Dataset excerpt:
------------------------------------------------------------------------
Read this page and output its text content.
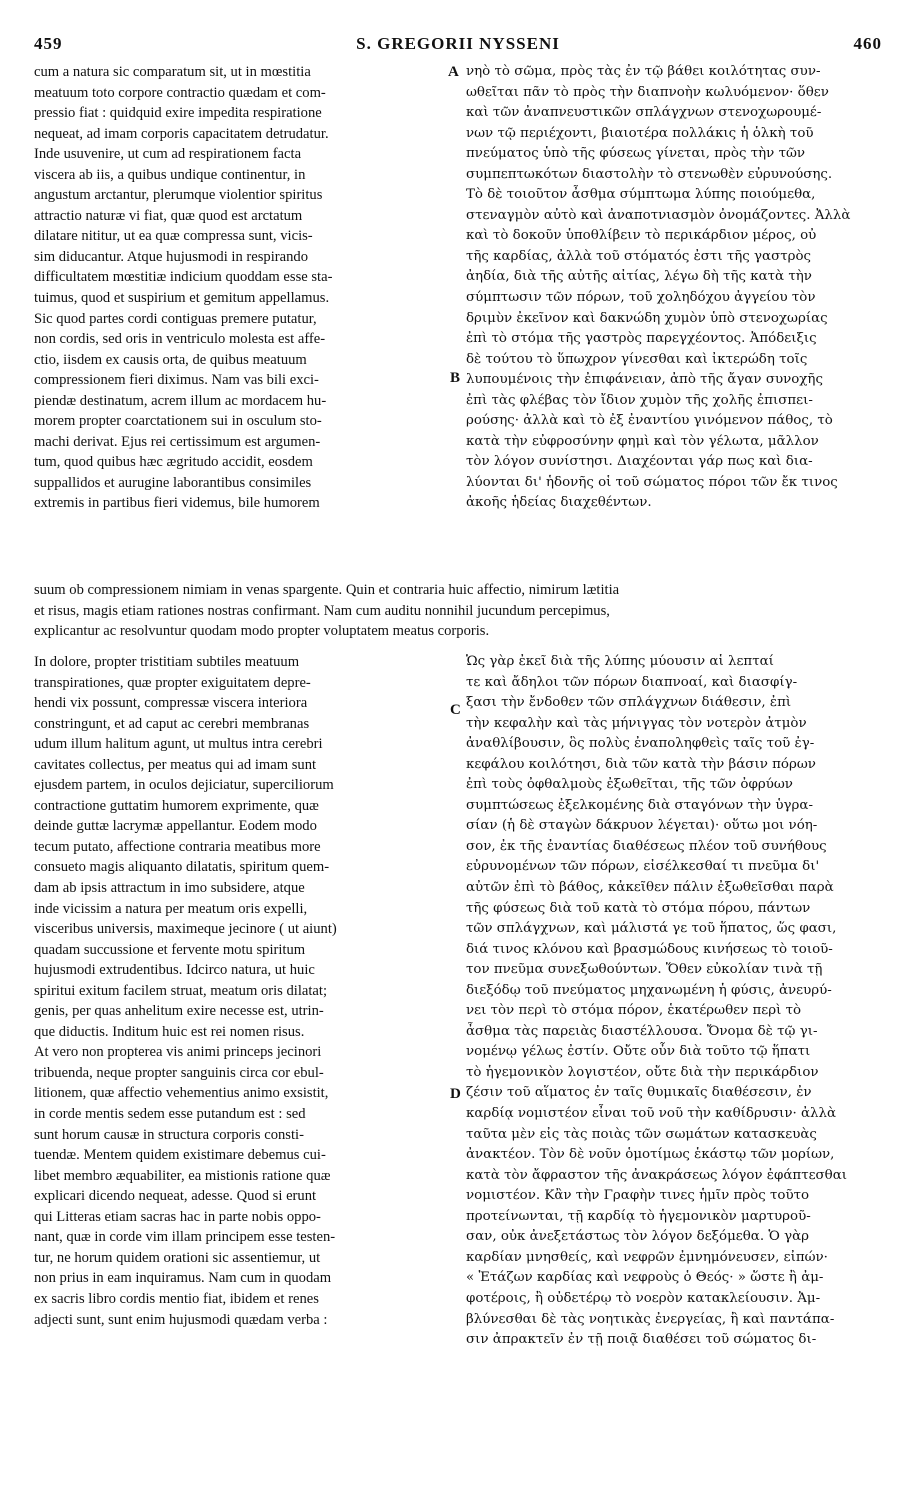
459	S. GREGORII NYSSENI	460
cum a natura sic comparatum sit, ut in mœstitia
meatuum toto corpore contractio quædam et com-
pressio fiat : quidquid exire impedita respiratione
nequeat, ad imam corporis capacitatem detrudatur.
Inde usuvenire, ut cum ad respirationem facta
viscera ab iis, a quibus undique continentur, in
angustum arctantur, plerumque violentior spiritus
attractio naturæ vi fiat, quæ quod est arctatum
dilatare nititur, ut ea quæ compressa sunt, vicis-
sim diducantur. Atque hujusmodi in respirando
difficultatem mœstitiæ indicium quoddam esse sta-
tuimus, quod et suspirium et gemitum appellamus.
Sic quod partes cordi contiguas premere putatur,
non cordis, sed oris in ventriculo molesta est affe-
ctio, iisdem ex causis orta, de quibus meatuum
compressionem fieri diximus. Nam vas bili exci-
piendæ destinatum, acrem illum ac mordacem hu-
morem propter coarctationem sui in osculum sto-
machi derivat. Ejus rei certissimum est argumen-
tum, quod quibus hæc ægritudo accidit, eosdem
suppallidos et aurugine laborantibus consimiles
extremis in partibus fieri videmus, bile humorem
νηὸ τὸ σῶμα, πρὸς τὰς ἐν τῷ βάθει κοιλότητας συν-
ωθεῖται πᾶν τὸ πρὸς τὴν διαπνοὴν κωλυόμενον· ὅθεν
καὶ τῶν ἀναπνευστικῶν σπλάγχνων στενοχωρουμέ-
νων τῷ περιέχοντι, βιαιοτέρα πολλάκις ἡ ὁλκὴ τοῦ
πνεύματος ὑπὸ τῆς φύσεως γίνεται, πρὸς τὴν τῶν
συμπεπτωκότων διαστολὴν τὸ στενωθὲν εὐρυνούσης.
Τὸ δὲ τοιοῦτον ἆσθμα σύμπτωμα λύπης ποιούμεθα,
στεναγμὸν αὐτὸ καὶ ἀναποτνιασμὸν ὀνομάζοντες. Ἀλλὰ
καὶ τὸ δοκοῦν ὑποθλίβειν τὸ περικάρδιον μέρος, οὐ
τῆς καρδίας, ἀλλὰ τοῦ στόματός ἐστι τῆς γαστρὸς
ἀηδία, διὰ τῆς αὐτῆς αἰτίας, λέγω δὴ τῆς κατὰ τὴν
σύμπτωσιν τῶν πόρων, τοῦ χοληδόχου ἀγγείου τὸν
δριμὺν ἐκεῖνον καὶ δακνώδη χυμὸν ὑπὸ στενοχωρίας
ἐπὶ τὸ στόμα τῆς γαστρὸς παρεγχέοντος. Ἀπόδειξις
δὲ τούτου τὸ ὕπωχρον γίνεσθαι καὶ ἰκτερώδη τοῖς
λυπουμένοις τὴν ἐπιφάνειαν, ἀπὸ τῆς ἄγαν συνοχῆς
ἐπὶ τὰς φλέβας τὸν ἴδιον χυμὸν τῆς χολῆς ἐπισπει-
ρούσης· ἀλλὰ καὶ τὸ ἐξ ἐναντίου γινόμενον πάθος, τὸ
κατὰ τὴν εὐφροσύνην φημὶ καὶ τὸν γέλωτα, μᾶλλον
τὸν λόγον συνίστησι. Διαχέονται γάρ πως καὶ δια-
λύονται δι' ἡδονῆς οἱ τοῦ σώματος πόροι τῶν ἔκ τινος
ἀκοῆς ἡδείας διαχεθέντων.
suum ob compressionem nimiam in venas spargente. Quin et contraria huic affectio, nimirum lætitia
et risus, magis etiam rationes nostras confirmant. Nam cum auditu nonnihil jucundum percepimus,
explicantur ac resolvuntur quodam modo propter voluptatem meatus corporis.
In dolore, propter tristitiam subtiles meatuum
transpirationes, quæ propter exiguitatem depre-
hendi vix possunt, compressæ viscera interiora
constringunt, et ad caput ac cerebri membranas
udum illum halitum agunt, ut multus intra cerebri
cavitates collectus, per meatus qui ad imam sunt
ejusdem partem, in oculos dejiciatur, superciliorum
contractione guttatim humorem exprimente, quæ
deinde guttæ lacrymæ appellantur. Eodem modo
tecum putato, affectione contraria meatibus more
consueto magis aliquanto dilatatis, spiritum quem-
dam ab ipsis attractum in imo subsidere, atque
inde vicissim a natura per meatum oris expelli,
visceribus universis, maximeque jecinore ( ut aiunt)
quadam succussione et fervente motu spiritum
hujusmodi extrudentibus. Idcirco natura, ut huic
spiritui exitum facilem struat, meatum oris dilatat;
genis, per quas anhelitum exire necesse est, utrin-
que diductis. Inditum huic est rei nomen risus.
At vero non propterea vis animi princeps jecinori
tribuenda, neque propter sanguinis circa cor ebul-
litionem, quæ affectio vehementius animo exsistit,
in corde mentis sedem esse putandum est : sed
sunt horum causæ in structura corporis consti-
tuendæ. Mentem quidem existimare debemus cui-
libet membro æquabiliter, ea mistionis ratione quæ
explicari dicendo nequeat, adesse. Quod si erunt
qui Litteras etiam sacras hac in parte nobis oppo-
nant, quæ in corde vim illam principem esse testen-
tur, ne horum quidem orationi sic assentiemur, ut
non prius in eam inquiramus. Nam cum in quodam
ex sacris libro cordis mentio fiat, ibidem et renes
adjecti sunt, sunt enim hujusmodi quædam verba :
Ὡς γὰρ ἐκεῖ διὰ τῆς λύπης μύουσιν αἱ λεπταί
τε καὶ ἄδηλοι τῶν πόρων διαπνοαί, καὶ διασφίγ-
ξασι τὴν ἔνδοθεν τῶν σπλάγχνων διάθεσιν, ἐπὶ
τὴν κεφαλὴν καὶ τὰς μήνιγγας τὸν νοτερὸν ἀτμὸν
ἀναθλίβουσιν, ὃς πολὺς ἐναποληφθεὶς ταῖς τοῦ ἐγ-
κεφάλου κοιλότησι, διὰ τῶν κατὰ τὴν βάσιν πόρων
ἐπὶ τοὺς ὀφθαλμοὺς ἐξωθεῖται, τῆς τῶν ὀφρύων
συμπτώσεως ἐξελκομένης διὰ σταγόνων τὴν ὑγρα-
σίαν (ἡ δὲ σταγὼν δάκρυον λέγεται)· οὕτω μοι νόη-
σον, ἐκ τῆς ἐναντίας διαθέσεως πλέον τοῦ συνήθους
εὐρυνομένων τῶν πόρων, εἰσέλκεσθαί τι πνεῦμα δι'
αὐτῶν ἐπὶ τὸ βάθος, κἀκεῖθεν πάλιν ἐξωθεῖσθαι παρὰ
τῆς φύσεως διὰ τοῦ κατὰ τὸ στόμα πόρου, πάντων
τῶν σπλάγχνων, καὶ μάλιστά γε τοῦ ἥπατος, ὥς φασι,
διά τινος κλόνου καὶ βρασμώδους κινήσεως τὸ τοιοῦ-
τον πνεῦμα συνεξωθούντων. Ὅθεν εὐκολίαν τινὰ τῇ
διεξόδῳ τοῦ πνεύματος μηχανωμένη ἡ φύσις, ἀνευρύ-
νει τὸν περὶ τὸ στόμα πόρον, ἑκατέρωθεν περὶ τὸ
ἆσθμα τὰς παρειὰς διαστέλλουσα. Ὄνομα δὲ τῷ γι-
νομένῳ γέλως ἐστίν. Οὔτε οὖν διὰ τοῦτο τῷ ἥπατι
τὸ ἡγεμονικὸν λογιστέον, οὔτε διὰ τὴν περικάρδιον
ζέσιν τοῦ αἵματος ἐν ταῖς θυμικαῖς διαθέσεσιν, ἐν
καρδίᾳ νομιστέον εἶναι τοῦ νοῦ τὴν καθίδρυσιν· ἀλλὰ
ταῦτα μὲν εἰς τὰς ποιὰς τῶν σωμάτων κατασκευὰς
ἀνακτέον. Τὸν δὲ νοῦν ὁμοτίμως ἑκάστῳ τῶν μορίων,
κατὰ τὸν ἄφραστον τῆς ἀνακράσεως λόγον ἐφάπτεσθαι
νομιστέον. Κἂν τὴν Γραφὴν τινες ἡμῖν πρὸς τοῦτο
προτείνωνται, τῇ καρδίᾳ τὸ ἡγεμονικὸν μαρτυροῦ-
σαν, οὐκ ἀνεξετάστως τὸν λόγον δεξόμεθα. Ὁ γὰρ
καρδίαν μνησθείς, καὶ νεφρῶν ἐμνημόνευσεν, εἰπών·
« Ἐτάζων καρδίας καὶ νεφροὺς ὁ Θεός· » ὥστε ἢ ἀμ-
φοτέροις, ἢ οὐδετέρῳ τὸ νοερὸν κατακλείουσιν. Ἀμ-
βλύνεσθαι δὲ τὰς νοητικὰς ἐνεργείας, ἢ καὶ παντάπα-
σιν ἀπρακτεῖν ἐν τῇ ποιᾷ διαθέσει τοῦ σώματος δι-
A
B
C
D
------------------------------------------------------------------------
Find "cerebri". Copy every line it occurs in.

constringunt, et ad caput ac cerebri membranas
udum illum halitum agunt, ut multus intra cerebri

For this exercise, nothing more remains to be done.